WHAT NEEDS TO BE DONE ->
Copy each of the entries below faithfully, setting aside any pictures.

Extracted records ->
____
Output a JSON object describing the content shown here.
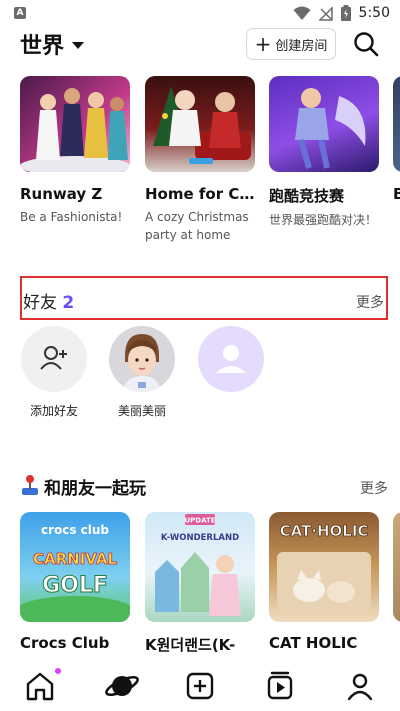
{
  "status_bar": {
    "time": "5:50",
    "left_badge": "A"
  },
  "header": {
    "title": "世界",
    "create_room_label": "创建房间"
  },
  "rooms": [
    {
      "title": "Runway Z",
      "desc": "Be a Fashionista!"
    },
    {
      "title": "Home for C…",
      "desc": "A cozy Christmas party at home"
    },
    {
      "title": "跑酷竞技赛",
      "desc": "世界最强跑酷对决！"
    },
    {
      "title": "B",
      "desc": ""
    }
  ],
  "friends": {
    "title": "好友",
    "count": "2",
    "more": "更多",
    "items": [
      {
        "label": "添加好友"
      },
      {
        "label": "美丽美丽"
      },
      {
        "label": ""
      }
    ]
  },
  "play_together": {
    "title": "和朋友一起玩",
    "more": "更多",
    "games": [
      {
        "title": "Crocs Club",
        "thumb_text_1": "crocs club",
        "thumb_text_2": "CARNIVAL",
        "thumb_text_3": "GOLF"
      },
      {
        "title": "K원더랜드(K-",
        "thumb_text_1": "UPDATE",
        "thumb_text_2": "K-WONDERLAND"
      },
      {
        "title": "CAT HOLIC",
        "thumb_text_1": "CAT·HOLIC"
      }
    ]
  },
  "nav": {
    "items": [
      "home-icon",
      "planet-icon",
      "add-icon",
      "play-icon",
      "profile-icon"
    ],
    "accent": "#e040fb"
  },
  "colors": {
    "accent_purple": "#6b4cf5",
    "highlight_red": "#e0312f",
    "avatar_placeholder": "#e5dcfd"
  }
}
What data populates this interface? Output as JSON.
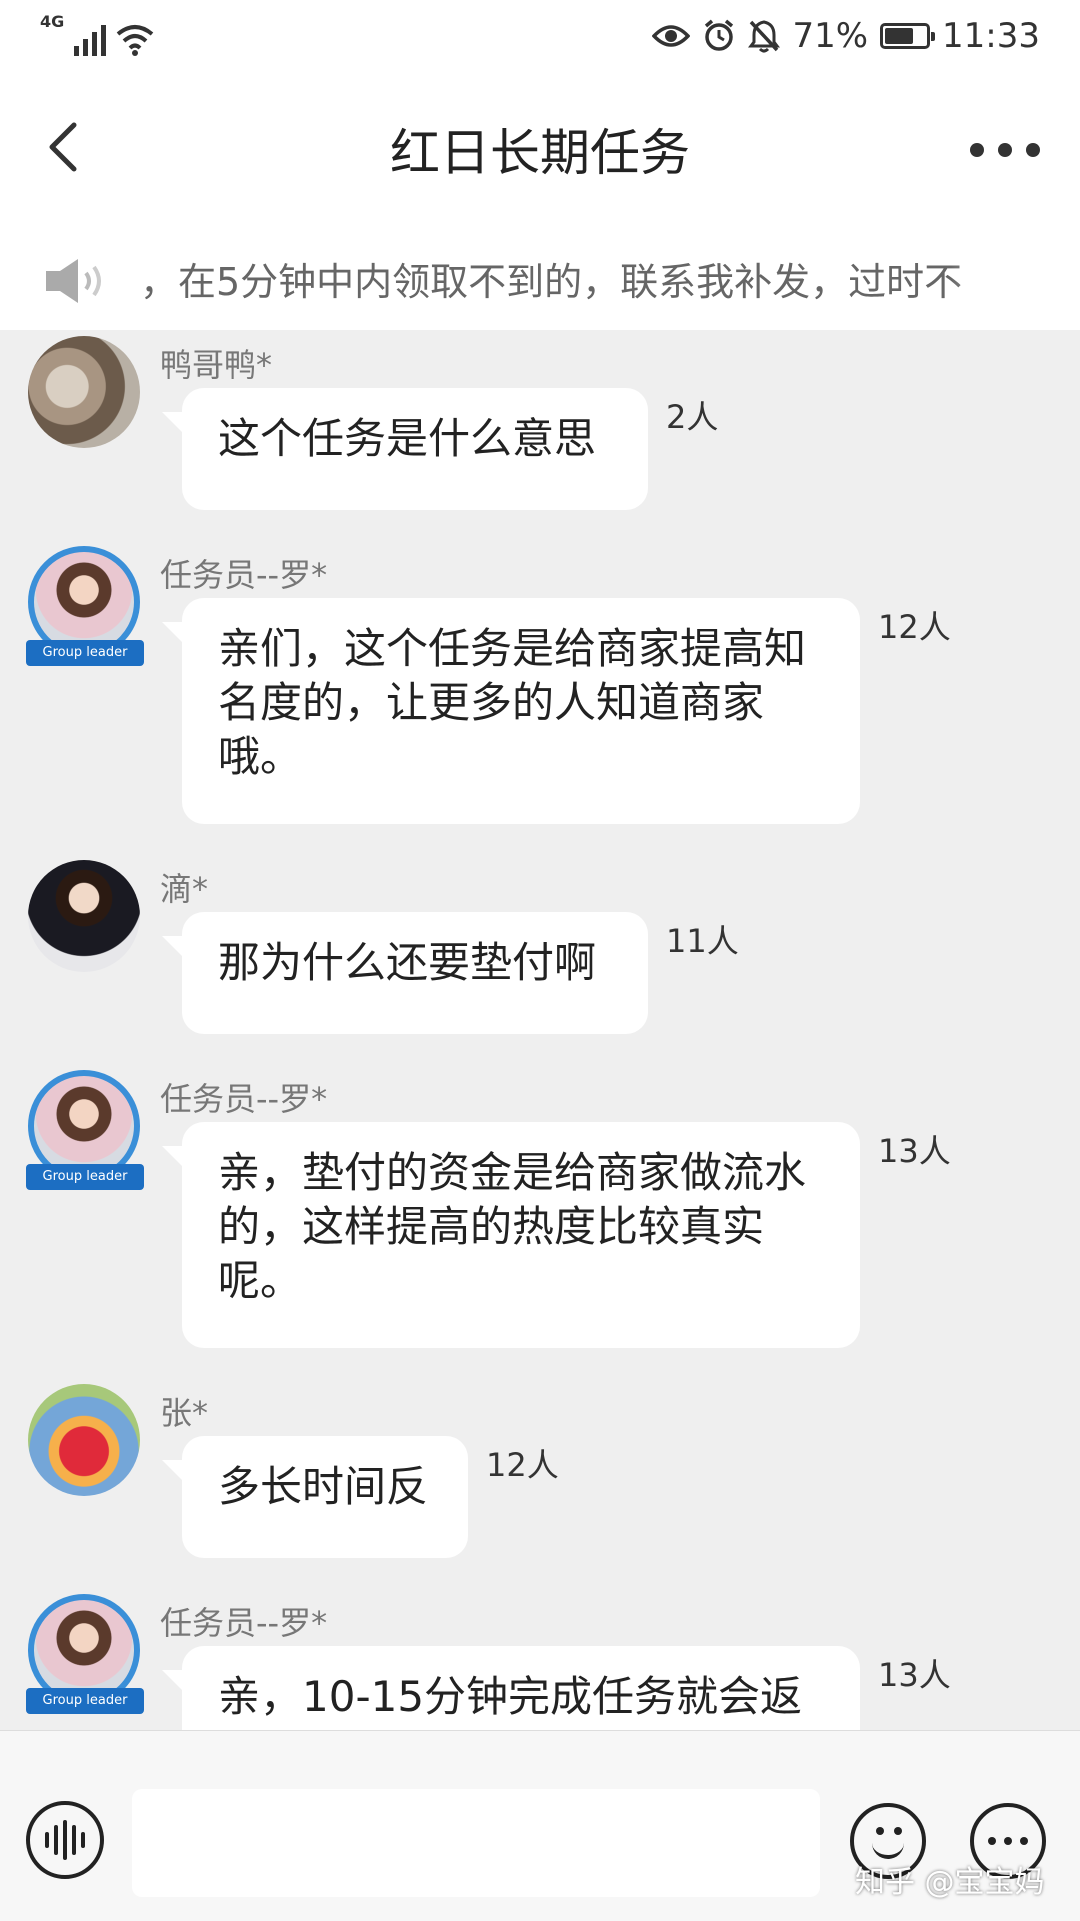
____
SOLUTION TO THE PROBLEM ->
Output a JSON object describing the content shown here.
{
  "status_bar": {
    "time": "5:50",
    "left_badge": "A"
  },
  "header": {
    "title": "世界",
    "create_room_label": "创建房间"
  },
  "rooms": [
    {
      "title": "Runway Z",
      "desc": "Be a Fashionista!"
    },
    {
      "title": "Home for C…",
      "desc": "A cozy Christmas party at home"
    },
    {
      "title": "跑酷竞技赛",
      "desc": "世界最强跑酷对决！"
    },
    {
      "title": "B",
      "desc": ""
    }
  ],
  "friends": {
    "title": "好友",
    "count": "2",
    "more": "更多",
    "items": [
      {
        "label": "添加好友"
      },
      {
        "label": "美丽美丽"
      },
      {
        "label": ""
      }
    ]
  },
  "play_together": {
    "title": "和朋友一起玩",
    "more": "更多",
    "games": [
      {
        "title": "Crocs Club",
        "thumb_text_1": "crocs club",
        "thumb_text_2": "CARNIVAL",
        "thumb_text_3": "GOLF"
      },
      {
        "title": "K원더랜드(K-",
        "thumb_text_1": "UPDATE",
        "thumb_text_2": "K-WONDERLAND"
      },
      {
        "title": "CAT HOLIC",
        "thumb_text_1": "CAT·HOLIC"
      }
    ]
  },
  "nav": {
    "items": [
      "home-icon",
      "planet-icon",
      "add-icon",
      "play-icon",
      "profile-icon"
    ],
    "accent": "#e040fb"
  },
  "colors": {
    "accent_purple": "#6b4cf5",
    "highlight_red": "#e0312f",
    "avatar_placeholder": "#e5dcfd"
  }
}
What data populates this interface? Output as JSON.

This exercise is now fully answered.